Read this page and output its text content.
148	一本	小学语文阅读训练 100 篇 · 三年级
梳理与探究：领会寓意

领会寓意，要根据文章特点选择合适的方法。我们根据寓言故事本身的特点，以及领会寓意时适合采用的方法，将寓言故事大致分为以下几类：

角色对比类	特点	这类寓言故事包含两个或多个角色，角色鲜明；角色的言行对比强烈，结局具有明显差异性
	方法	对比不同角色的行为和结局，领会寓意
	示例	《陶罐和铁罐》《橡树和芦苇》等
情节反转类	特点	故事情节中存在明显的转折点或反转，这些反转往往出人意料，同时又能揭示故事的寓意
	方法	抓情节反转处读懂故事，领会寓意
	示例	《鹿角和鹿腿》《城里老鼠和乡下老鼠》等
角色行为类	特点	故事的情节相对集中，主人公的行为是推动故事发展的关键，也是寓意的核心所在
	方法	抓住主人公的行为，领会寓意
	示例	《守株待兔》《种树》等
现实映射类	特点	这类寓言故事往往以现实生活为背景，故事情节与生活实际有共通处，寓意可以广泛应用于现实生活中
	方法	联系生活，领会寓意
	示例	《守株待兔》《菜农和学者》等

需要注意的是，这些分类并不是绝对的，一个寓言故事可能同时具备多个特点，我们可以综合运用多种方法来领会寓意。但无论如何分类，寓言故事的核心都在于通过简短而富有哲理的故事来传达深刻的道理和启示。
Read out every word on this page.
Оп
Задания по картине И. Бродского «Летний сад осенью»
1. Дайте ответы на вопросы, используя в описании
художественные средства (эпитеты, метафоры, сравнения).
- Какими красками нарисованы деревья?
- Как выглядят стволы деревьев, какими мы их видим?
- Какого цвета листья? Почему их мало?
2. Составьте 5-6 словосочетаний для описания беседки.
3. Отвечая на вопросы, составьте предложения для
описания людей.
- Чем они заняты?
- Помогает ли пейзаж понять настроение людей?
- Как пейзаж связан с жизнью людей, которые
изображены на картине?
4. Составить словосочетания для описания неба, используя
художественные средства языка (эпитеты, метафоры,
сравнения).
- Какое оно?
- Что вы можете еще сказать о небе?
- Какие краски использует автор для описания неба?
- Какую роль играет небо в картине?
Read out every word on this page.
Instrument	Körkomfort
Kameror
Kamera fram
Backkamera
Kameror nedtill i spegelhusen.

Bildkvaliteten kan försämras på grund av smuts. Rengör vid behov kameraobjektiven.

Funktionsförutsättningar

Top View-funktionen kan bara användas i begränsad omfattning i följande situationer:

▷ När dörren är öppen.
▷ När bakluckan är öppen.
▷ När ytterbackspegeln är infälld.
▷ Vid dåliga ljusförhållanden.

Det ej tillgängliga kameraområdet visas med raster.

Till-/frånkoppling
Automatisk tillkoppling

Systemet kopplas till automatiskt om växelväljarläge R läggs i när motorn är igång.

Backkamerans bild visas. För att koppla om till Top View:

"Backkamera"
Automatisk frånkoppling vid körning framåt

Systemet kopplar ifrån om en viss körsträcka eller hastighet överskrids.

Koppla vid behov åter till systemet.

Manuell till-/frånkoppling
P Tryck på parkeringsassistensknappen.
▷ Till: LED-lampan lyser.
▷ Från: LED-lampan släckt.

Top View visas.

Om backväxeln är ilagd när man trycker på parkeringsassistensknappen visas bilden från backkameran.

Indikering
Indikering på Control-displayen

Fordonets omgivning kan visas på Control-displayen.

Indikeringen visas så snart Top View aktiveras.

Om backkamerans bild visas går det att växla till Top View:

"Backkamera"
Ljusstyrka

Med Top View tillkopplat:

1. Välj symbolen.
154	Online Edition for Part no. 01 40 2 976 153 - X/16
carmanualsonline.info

### To do
Extract all the material, leaving every line as it is.

### Worked answer
Read this page and output its text content.
148	一本	小学语文阅读训练 100 篇 · 三年级
梳理与探究：领会寓意

领会寓意，要根据文章特点选择合适的方法。我们根据寓言故事本身的特点，以及领会寓意时适合采用的方法，将寓言故事大致分为以下几类：

角色对比类	特点	这类寓言故事包含两个或多个角色，角色鲜明；角色的言行对比强烈，结局具有明显差异性
	方法	对比不同角色的行为和结局，领会寓意
	示例	《陶罐和铁罐》《橡树和芦苇》等
情节反转类	特点	故事情节中存在明显的转折点或反转，这些反转往往出人意料，同时又能揭示故事的寓意
	方法	抓情节反转处读懂故事，领会寓意
	示例	《鹿角和鹿腿》《城里老鼠和乡下老鼠》等
角色行为类	特点	故事的情节相对集中，主人公的行为是推动故事发展的关键，也是寓意的核心所在
	方法	抓住主人公的行为，领会寓意
	示例	《守株待兔》《种树》等
现实映射类	特点	这类寓言故事往往以现实生活为背景，故事情节与生活实际有共通处，寓意可以广泛应用于现实生活中
	方法	联系生活，领会寓意
	示例	《守株待兔》《菜农和学者》等

需要注意的是，这些分类并不是绝对的，一个寓言故事可能同时具备多个特点，我们可以综合运用多种方法来领会寓意。但无论如何分类，寓言故事的核心都在于通过简短而富有哲理的故事来传达深刻的道理和启示。
Read out every word on this page.
Оп
Задания по картине И. Бродского «Летний сад осенью»
1. Дайте ответы на вопросы, используя в описании
художественные средства (эпитеты, метафоры, сравнения).
- Какими красками нарисованы деревья?
- Как выглядят стволы деревьев, какими мы их видим?
- Какого цвета листья? Почему их мало?
2. Составьте 5-6 словосочетаний для описания беседки.
3. Отвечая на вопросы, составьте предложения для
описания людей.
- Чем они заняты?
- Помогает ли пейзаж понять настроение людей?
- Как пейзаж связан с жизнью людей, которые
изображены на картине?
4. Составить словосочетания для описания неба, используя
художественные средства языка (эпитеты, метафоры,
сравнения).
- Какое оно?
- Что вы можете еще сказать о небе?
- Какие краски использует автор для описания неба?
- Какую роль играет небо в картине?
Read out every word on this page.
Instrument	Körkomfort
Kameror
Kamera fram
Backkamera
Kameror nedtill i spegelhusen.

Bildkvaliteten kan försämras på grund av smuts. Rengör vid behov kameraobjektiven.

Funktionsförutsättningar

Top View-funktionen kan bara användas i begränsad omfattning i följande situationer:

▷ När dörren är öppen.
▷ När bakluckan är öppen.
▷ När ytterbackspegeln är infälld.
▷ Vid dåliga ljusförhållanden.

Det ej tillgängliga kameraområdet visas med raster.

Till-/frånkoppling
Automatisk tillkoppling

Systemet kopplas till automatiskt om växelväljarläge R läggs i när motorn är igång.

Backkamerans bild visas. För att koppla om till Top View:

"Backkamera"
Automatisk frånkoppling vid körning framåt

Systemet kopplar ifrån om en viss körsträcka eller hastighet överskrids.

Koppla vid behov åter till systemet.

Manuell till-/frånkoppling
P Tryck på parkeringsassistensknappen.
▷ Till: LED-lampan lyser.
▷ Från: LED-lampan släckt.

Top View visas.

Om backväxeln är ilagd när man trycker på parkeringsassistensknappen visas bilden från backkameran.

Indikering
Indikering på Control-displayen

Fordonets omgivning kan visas på Control-displayen.

Indikeringen visas så snart Top View aktiveras.

Om backkamerans bild visas går det att växla till Top View:

"Backkamera"
Ljusstyrka

Med Top View tillkopplat:

1. Välj symbolen.
154	Online Edition for Part no. 01 40 2 976 153 - X/16
carmanualsonline.info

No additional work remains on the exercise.